DATASET CONTENT
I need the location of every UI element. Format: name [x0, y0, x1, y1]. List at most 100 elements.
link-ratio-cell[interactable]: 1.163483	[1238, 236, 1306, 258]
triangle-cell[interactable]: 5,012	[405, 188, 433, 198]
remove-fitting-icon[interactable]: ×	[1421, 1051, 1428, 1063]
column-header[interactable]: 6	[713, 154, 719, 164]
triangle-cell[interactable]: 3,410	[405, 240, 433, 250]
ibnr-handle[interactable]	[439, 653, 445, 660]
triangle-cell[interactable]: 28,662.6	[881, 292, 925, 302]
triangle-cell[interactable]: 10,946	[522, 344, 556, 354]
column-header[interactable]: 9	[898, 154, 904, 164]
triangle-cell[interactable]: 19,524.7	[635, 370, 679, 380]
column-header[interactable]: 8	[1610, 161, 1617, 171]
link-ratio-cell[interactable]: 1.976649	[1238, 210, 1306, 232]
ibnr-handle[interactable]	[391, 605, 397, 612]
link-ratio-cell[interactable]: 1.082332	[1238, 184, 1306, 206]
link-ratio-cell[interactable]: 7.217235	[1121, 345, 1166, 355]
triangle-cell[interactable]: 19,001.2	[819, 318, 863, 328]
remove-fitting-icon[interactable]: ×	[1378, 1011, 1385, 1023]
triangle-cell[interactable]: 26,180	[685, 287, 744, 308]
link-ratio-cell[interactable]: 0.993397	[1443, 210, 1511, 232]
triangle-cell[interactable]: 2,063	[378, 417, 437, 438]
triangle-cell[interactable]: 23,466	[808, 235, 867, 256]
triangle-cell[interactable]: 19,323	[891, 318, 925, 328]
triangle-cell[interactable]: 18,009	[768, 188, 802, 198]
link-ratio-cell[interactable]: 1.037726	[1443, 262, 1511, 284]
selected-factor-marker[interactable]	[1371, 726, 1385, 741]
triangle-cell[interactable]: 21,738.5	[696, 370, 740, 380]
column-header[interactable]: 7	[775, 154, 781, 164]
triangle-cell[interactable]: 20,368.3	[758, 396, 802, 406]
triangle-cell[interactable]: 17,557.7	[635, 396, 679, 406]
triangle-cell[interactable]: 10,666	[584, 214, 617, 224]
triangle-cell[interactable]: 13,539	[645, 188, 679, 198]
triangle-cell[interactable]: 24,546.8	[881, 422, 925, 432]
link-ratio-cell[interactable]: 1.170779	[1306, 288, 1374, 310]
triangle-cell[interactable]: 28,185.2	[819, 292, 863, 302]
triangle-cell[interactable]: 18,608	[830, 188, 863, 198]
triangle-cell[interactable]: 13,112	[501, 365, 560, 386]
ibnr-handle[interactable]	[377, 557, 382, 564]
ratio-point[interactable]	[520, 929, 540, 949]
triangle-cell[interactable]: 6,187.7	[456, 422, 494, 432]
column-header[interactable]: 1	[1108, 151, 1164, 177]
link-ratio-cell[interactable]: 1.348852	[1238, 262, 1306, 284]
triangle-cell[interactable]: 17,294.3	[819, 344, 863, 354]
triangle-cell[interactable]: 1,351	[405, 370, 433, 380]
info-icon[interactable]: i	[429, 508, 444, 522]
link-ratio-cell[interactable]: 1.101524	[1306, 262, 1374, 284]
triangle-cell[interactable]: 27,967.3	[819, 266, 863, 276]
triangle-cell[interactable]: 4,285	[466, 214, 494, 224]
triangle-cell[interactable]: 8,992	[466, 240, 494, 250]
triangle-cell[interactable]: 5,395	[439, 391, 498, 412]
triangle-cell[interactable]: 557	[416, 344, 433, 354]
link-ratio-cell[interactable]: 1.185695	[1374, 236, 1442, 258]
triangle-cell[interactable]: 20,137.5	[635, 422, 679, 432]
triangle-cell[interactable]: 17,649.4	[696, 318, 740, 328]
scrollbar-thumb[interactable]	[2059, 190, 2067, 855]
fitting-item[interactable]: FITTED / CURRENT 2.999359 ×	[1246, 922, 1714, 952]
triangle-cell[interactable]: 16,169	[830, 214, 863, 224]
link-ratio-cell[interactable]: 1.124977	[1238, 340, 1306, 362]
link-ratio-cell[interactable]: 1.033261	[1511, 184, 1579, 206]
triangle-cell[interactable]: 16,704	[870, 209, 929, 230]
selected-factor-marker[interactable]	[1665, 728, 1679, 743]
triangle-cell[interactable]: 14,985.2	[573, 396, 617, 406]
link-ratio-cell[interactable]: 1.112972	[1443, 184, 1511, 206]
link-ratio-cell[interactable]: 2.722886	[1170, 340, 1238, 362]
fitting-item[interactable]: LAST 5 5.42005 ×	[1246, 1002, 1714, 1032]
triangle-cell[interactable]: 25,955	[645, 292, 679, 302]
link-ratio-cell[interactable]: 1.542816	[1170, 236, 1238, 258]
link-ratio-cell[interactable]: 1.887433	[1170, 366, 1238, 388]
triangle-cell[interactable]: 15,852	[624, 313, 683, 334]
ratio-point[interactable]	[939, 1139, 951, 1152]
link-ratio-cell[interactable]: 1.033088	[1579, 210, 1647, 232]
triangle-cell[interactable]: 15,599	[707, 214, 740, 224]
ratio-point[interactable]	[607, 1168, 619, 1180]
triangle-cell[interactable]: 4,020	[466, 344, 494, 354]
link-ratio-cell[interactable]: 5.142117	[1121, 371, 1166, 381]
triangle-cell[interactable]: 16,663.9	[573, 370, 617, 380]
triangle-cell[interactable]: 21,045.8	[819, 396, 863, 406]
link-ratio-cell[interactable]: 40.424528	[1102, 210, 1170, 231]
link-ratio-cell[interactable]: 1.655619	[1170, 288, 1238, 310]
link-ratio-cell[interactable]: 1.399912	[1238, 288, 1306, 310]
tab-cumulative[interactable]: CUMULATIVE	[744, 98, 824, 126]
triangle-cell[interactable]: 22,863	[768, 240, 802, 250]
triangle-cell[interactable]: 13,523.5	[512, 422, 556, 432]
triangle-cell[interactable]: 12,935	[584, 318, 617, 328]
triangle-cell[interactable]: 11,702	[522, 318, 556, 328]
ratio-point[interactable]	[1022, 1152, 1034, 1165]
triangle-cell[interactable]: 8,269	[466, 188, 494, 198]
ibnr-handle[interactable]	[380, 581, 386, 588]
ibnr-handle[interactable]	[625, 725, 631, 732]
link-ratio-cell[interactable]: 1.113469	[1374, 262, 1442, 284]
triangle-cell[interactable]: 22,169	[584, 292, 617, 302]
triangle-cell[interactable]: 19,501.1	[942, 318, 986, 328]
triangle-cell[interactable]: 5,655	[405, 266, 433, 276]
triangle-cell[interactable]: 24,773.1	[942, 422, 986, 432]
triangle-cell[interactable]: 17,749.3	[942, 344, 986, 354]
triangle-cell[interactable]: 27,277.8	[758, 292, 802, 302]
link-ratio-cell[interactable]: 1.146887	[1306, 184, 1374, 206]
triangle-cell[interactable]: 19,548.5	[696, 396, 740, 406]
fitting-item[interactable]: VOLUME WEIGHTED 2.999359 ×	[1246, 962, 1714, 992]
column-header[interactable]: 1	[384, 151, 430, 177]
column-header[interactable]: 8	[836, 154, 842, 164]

WRITTEN INSTRUCTION
Reproduce the listing above verbatim, from its first line through the line that contains "154, 781, 164]", including both ends.

RESULT
I need the location of every UI element. Format: name [x0, y0, x1, y1]. List at most 100 elements.
link-ratio-cell[interactable]: 1.163483	[1238, 236, 1306, 258]
triangle-cell[interactable]: 5,012	[405, 188, 433, 198]
remove-fitting-icon[interactable]: ×	[1421, 1051, 1428, 1063]
column-header[interactable]: 6	[713, 154, 719, 164]
triangle-cell[interactable]: 3,410	[405, 240, 433, 250]
ibnr-handle[interactable]	[439, 653, 445, 660]
triangle-cell[interactable]: 28,662.6	[881, 292, 925, 302]
triangle-cell[interactable]: 10,946	[522, 344, 556, 354]
column-header[interactable]: 9	[898, 154, 904, 164]
triangle-cell[interactable]: 19,524.7	[635, 370, 679, 380]
column-header[interactable]: 8	[1610, 161, 1617, 171]
link-ratio-cell[interactable]: 1.976649	[1238, 210, 1306, 232]
ibnr-handle[interactable]	[391, 605, 397, 612]
link-ratio-cell[interactable]: 1.082332	[1238, 184, 1306, 206]
link-ratio-cell[interactable]: 7.217235	[1121, 345, 1166, 355]
triangle-cell[interactable]: 19,001.2	[819, 318, 863, 328]
remove-fitting-icon[interactable]: ×	[1378, 1011, 1385, 1023]
triangle-cell[interactable]: 26,180	[685, 287, 744, 308]
link-ratio-cell[interactable]: 0.993397	[1443, 210, 1511, 232]
triangle-cell[interactable]: 2,063	[378, 417, 437, 438]
triangle-cell[interactable]: 23,466	[808, 235, 867, 256]
triangle-cell[interactable]: 19,323	[891, 318, 925, 328]
triangle-cell[interactable]: 18,009	[768, 188, 802, 198]
link-ratio-cell[interactable]: 1.037726	[1443, 262, 1511, 284]
selected-factor-marker[interactable]	[1371, 726, 1385, 741]
triangle-cell[interactable]: 21,738.5	[696, 370, 740, 380]
column-header[interactable]: 7	[775, 154, 781, 164]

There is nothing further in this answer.